### WORK TO COMPLETE
Leave out the pictures and copy every record exactly.

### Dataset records
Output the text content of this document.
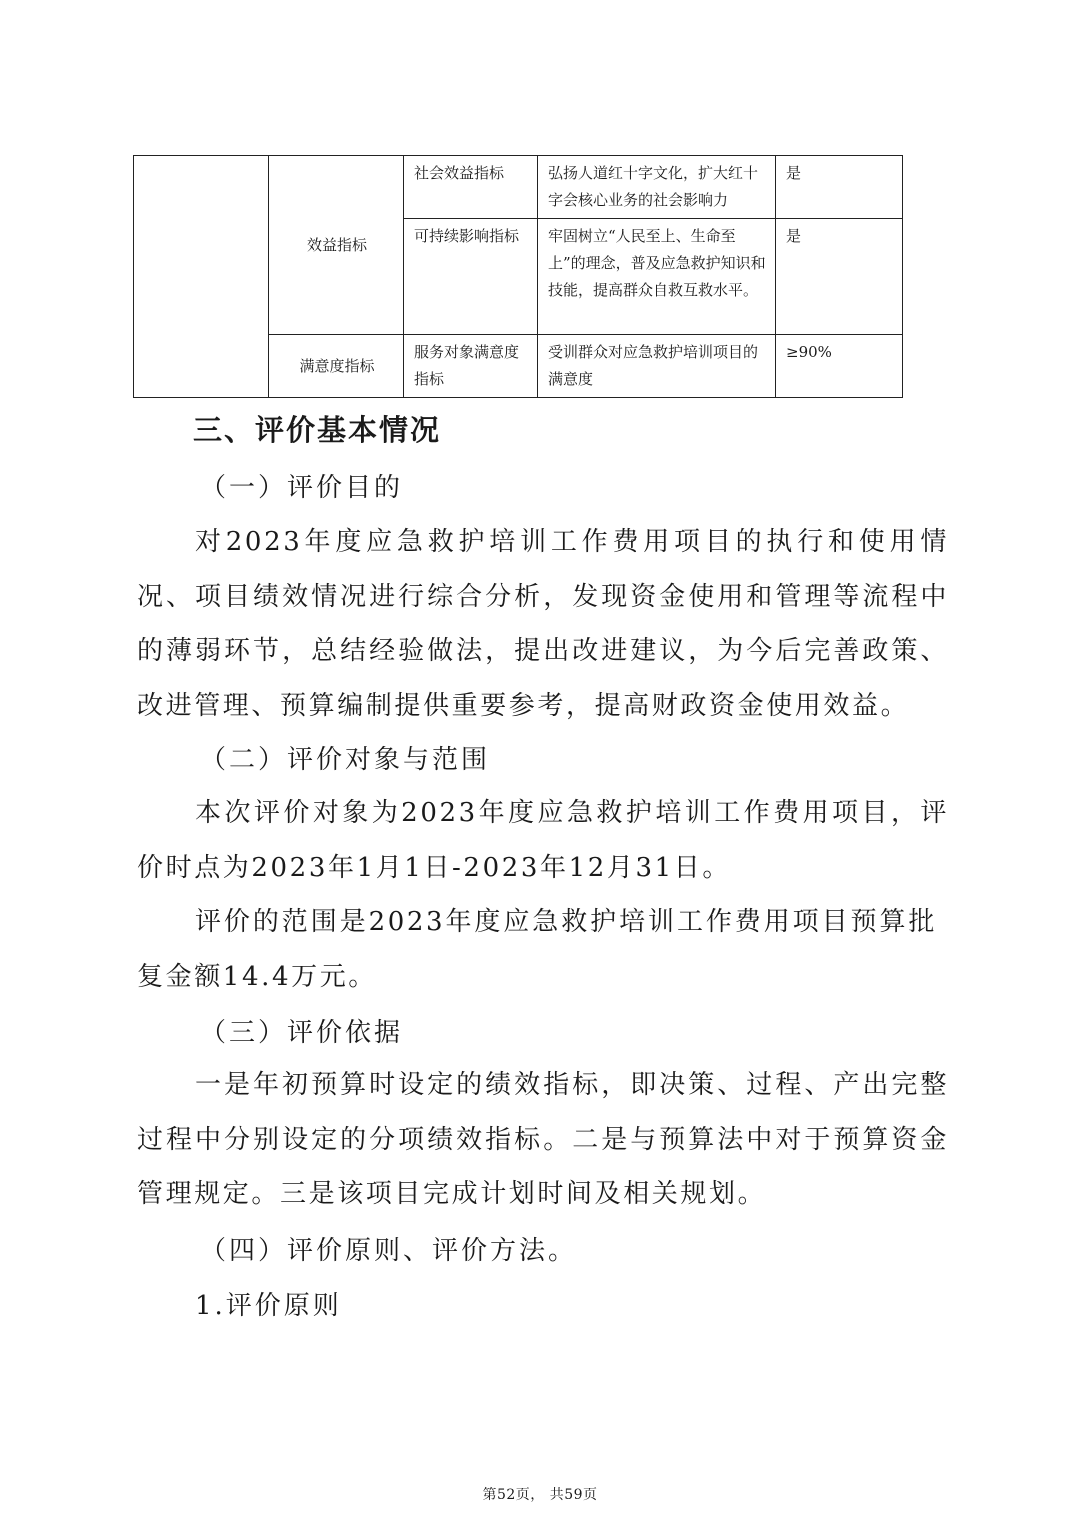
	效益指标	社会效益指标	弘扬人道红十字文化，扩大红十字会核心业务的社会影响力	是
		可持续影响指标	牢固树立“人民至上、生命至上”的理念，普及应急救护知识和技能，提高群众自救互救水平。	是
	满意度指标	服务对象满意度指标	受训群众对应急救护培训项目的满意度	≥90%
三、评价基本情况
（一）评价目的
对2023年度应急救护培训工作费用项目的执行和使用情况、项目绩效情况进行综合分析，发现资金使用和管理等流程中的薄弱环节，总结经验做法，提出改进建议，为今后完善政策、改进管理、预算编制提供重要参考，提高财政资金使用效益。
（二）评价对象与范围
本次评价对象为2023年度应急救护培训工作费用项目，评价时点为2023年1月1日-2023年12月31日。
评价的范围是2023年度应急救护培训工作费用项目预算批复金额14.4万元。
（三）评价依据
一是年初预算时设定的绩效指标，即决策、过程、产出完整过程中分别设定的分项绩效指标。二是与预算法中对于预算资金管理规定。三是该项目完成计划时间及相关规划。
（四）评价原则、评价方法。
1.评价原则
第52页， 共59页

### OUTPUT OF THE TASK
Output the text content of this document.
	效益指标	社会效益指标	弘扬人道红十字文化，扩大红十字会核心业务的社会影响力	是
		可持续影响指标	牢固树立“人民至上、生命至上”的理念，普及应急救护知识和技能，提高群众自救互救水平。	是
	满意度指标	服务对象满意度指标	受训群众对应急救护培训项目的满意度	≥90%
三、评价基本情况
（一）评价目的
对2023年度应急救护培训工作费用项目的执行和使用情况、项目绩效情况进行综合分析，发现资金使用和管理等流程中的薄弱环节，总结经验做法，提出改进建议，为今后完善政策、改进管理、预算编制提供重要参考，提高财政资金使用效益。
（二）评价对象与范围
本次评价对象为2023年度应急救护培训工作费用项目，评价时点为2023年1月1日-2023年12月31日。
评价的范围是2023年度应急救护培训工作费用项目预算批复金额14.4万元。
（三）评价依据
一是年初预算时设定的绩效指标，即决策、过程、产出完整过程中分别设定的分项绩效指标。二是与预算法中对于预算资金管理规定。三是该项目完成计划时间及相关规划。
（四）评价原则、评价方法。
1.评价原则
第52页， 共59页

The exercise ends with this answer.